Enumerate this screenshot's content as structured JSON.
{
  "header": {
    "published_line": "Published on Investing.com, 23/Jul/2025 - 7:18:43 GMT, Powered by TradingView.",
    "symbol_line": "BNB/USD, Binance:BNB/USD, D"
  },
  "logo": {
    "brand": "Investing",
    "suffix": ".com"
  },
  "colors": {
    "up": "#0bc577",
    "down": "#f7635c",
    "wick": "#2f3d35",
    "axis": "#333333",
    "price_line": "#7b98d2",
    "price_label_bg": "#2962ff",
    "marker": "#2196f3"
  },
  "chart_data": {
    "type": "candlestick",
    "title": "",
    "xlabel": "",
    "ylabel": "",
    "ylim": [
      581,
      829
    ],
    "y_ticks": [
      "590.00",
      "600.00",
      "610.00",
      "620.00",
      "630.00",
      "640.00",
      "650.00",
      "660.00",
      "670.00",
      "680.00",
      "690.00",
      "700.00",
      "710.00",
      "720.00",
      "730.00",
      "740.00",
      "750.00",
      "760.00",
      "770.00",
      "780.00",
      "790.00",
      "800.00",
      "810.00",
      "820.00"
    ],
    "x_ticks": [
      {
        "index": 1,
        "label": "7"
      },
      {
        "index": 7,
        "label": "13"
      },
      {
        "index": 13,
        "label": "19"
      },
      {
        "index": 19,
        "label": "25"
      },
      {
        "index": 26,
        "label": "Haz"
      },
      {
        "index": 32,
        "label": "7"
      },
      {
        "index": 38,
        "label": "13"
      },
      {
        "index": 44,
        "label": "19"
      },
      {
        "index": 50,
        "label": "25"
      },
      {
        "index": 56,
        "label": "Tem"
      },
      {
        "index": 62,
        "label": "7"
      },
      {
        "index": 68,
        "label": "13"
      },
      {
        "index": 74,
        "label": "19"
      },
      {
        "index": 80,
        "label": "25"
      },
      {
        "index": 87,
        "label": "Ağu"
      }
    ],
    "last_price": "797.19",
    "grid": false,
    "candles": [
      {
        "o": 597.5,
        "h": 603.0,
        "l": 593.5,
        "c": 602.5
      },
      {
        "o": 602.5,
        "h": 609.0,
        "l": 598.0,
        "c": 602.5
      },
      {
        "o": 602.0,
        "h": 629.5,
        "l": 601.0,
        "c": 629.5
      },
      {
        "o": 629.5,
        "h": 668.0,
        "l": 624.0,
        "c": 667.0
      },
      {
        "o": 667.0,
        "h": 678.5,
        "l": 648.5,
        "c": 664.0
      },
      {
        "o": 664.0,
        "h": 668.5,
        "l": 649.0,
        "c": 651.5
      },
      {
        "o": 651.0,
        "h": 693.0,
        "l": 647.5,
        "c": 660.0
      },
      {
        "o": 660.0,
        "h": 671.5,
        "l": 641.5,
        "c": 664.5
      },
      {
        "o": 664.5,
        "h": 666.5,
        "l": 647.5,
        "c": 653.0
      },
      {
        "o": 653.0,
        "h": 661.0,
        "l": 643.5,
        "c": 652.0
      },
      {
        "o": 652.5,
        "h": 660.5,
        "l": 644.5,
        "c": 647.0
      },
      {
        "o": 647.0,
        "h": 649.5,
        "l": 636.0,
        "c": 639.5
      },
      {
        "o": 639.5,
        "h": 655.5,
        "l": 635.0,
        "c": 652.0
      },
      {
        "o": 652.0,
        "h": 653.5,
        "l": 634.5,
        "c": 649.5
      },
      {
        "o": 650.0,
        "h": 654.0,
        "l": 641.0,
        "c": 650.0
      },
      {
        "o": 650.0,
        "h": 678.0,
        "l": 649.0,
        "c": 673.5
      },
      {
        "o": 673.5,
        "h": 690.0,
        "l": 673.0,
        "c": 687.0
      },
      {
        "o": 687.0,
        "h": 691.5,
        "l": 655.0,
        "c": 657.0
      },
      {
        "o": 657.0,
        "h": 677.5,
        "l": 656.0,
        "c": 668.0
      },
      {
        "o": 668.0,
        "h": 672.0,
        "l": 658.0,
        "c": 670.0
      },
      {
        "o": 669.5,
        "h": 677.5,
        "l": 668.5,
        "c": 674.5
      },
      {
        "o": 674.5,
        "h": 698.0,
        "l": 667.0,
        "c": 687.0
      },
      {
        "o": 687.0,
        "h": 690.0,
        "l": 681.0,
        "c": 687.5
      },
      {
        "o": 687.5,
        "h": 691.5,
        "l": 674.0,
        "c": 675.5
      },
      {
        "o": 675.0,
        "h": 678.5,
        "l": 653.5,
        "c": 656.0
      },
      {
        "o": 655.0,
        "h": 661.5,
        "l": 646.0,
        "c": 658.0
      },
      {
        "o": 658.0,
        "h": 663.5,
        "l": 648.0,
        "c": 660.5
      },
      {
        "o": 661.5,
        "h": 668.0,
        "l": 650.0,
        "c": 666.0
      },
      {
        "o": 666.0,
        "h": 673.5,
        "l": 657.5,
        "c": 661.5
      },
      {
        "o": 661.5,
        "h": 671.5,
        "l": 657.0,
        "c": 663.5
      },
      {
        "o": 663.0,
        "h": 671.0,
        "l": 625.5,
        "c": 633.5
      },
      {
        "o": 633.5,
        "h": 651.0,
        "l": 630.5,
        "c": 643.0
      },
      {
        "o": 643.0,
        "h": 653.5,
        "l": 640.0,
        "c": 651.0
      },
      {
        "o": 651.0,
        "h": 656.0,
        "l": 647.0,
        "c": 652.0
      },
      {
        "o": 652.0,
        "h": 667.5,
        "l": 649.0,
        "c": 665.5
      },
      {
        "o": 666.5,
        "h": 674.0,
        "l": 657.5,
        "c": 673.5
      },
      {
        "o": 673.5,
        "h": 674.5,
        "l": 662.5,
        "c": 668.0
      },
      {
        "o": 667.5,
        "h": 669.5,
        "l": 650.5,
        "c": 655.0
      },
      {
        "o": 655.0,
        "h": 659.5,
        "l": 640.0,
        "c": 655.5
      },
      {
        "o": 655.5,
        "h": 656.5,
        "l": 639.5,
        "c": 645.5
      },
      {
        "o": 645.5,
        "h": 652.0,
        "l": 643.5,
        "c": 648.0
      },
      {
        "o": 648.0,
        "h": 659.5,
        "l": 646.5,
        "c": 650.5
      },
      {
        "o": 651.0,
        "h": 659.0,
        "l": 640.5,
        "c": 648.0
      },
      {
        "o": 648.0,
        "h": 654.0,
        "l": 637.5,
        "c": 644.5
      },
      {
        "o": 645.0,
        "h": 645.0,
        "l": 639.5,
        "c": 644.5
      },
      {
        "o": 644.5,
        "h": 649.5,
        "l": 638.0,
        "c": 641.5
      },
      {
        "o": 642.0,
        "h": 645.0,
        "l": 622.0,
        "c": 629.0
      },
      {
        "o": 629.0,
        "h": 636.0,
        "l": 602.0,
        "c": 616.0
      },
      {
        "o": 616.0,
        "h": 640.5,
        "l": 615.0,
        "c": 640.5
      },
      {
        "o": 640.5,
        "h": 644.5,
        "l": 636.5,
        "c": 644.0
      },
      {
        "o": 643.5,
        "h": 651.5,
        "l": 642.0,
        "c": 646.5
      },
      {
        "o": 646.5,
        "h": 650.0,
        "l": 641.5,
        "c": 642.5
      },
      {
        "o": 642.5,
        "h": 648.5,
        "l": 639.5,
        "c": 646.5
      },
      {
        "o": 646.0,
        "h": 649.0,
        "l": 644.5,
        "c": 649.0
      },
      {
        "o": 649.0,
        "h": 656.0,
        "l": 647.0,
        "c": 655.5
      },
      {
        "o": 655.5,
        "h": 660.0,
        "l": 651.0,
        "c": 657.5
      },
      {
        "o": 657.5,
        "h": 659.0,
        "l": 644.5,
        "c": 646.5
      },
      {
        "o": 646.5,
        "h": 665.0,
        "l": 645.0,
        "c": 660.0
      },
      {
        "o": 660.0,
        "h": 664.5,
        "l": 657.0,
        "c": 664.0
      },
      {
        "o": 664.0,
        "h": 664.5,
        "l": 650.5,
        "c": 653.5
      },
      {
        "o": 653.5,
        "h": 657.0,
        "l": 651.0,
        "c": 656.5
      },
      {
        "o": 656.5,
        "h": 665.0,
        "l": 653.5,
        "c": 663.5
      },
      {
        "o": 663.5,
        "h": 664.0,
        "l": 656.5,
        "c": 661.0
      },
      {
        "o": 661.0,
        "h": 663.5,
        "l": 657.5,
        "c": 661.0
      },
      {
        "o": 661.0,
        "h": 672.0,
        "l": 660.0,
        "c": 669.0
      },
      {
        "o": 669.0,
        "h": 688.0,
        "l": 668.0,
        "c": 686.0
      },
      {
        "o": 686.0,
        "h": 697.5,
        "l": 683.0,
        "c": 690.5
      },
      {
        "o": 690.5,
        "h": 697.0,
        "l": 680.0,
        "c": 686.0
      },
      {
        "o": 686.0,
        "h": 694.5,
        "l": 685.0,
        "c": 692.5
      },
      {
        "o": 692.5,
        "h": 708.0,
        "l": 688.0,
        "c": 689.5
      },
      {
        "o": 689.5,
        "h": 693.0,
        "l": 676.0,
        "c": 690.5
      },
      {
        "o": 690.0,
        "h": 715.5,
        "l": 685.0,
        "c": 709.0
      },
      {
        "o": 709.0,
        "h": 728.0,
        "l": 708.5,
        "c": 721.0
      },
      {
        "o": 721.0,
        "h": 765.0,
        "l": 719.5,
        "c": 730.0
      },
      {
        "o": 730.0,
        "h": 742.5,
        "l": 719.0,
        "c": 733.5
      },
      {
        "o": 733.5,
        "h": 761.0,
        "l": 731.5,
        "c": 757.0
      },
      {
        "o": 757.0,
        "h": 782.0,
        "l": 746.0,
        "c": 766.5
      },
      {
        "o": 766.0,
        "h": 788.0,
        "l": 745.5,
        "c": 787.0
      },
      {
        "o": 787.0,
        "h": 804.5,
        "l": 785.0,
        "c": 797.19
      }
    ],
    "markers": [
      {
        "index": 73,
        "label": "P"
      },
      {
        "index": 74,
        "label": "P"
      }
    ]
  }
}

- [WHAT YOU ARE ASKED TO DO]
State how many lines include the string "Investing", and nothing more.

- [EXERCISE RESPONSE]
2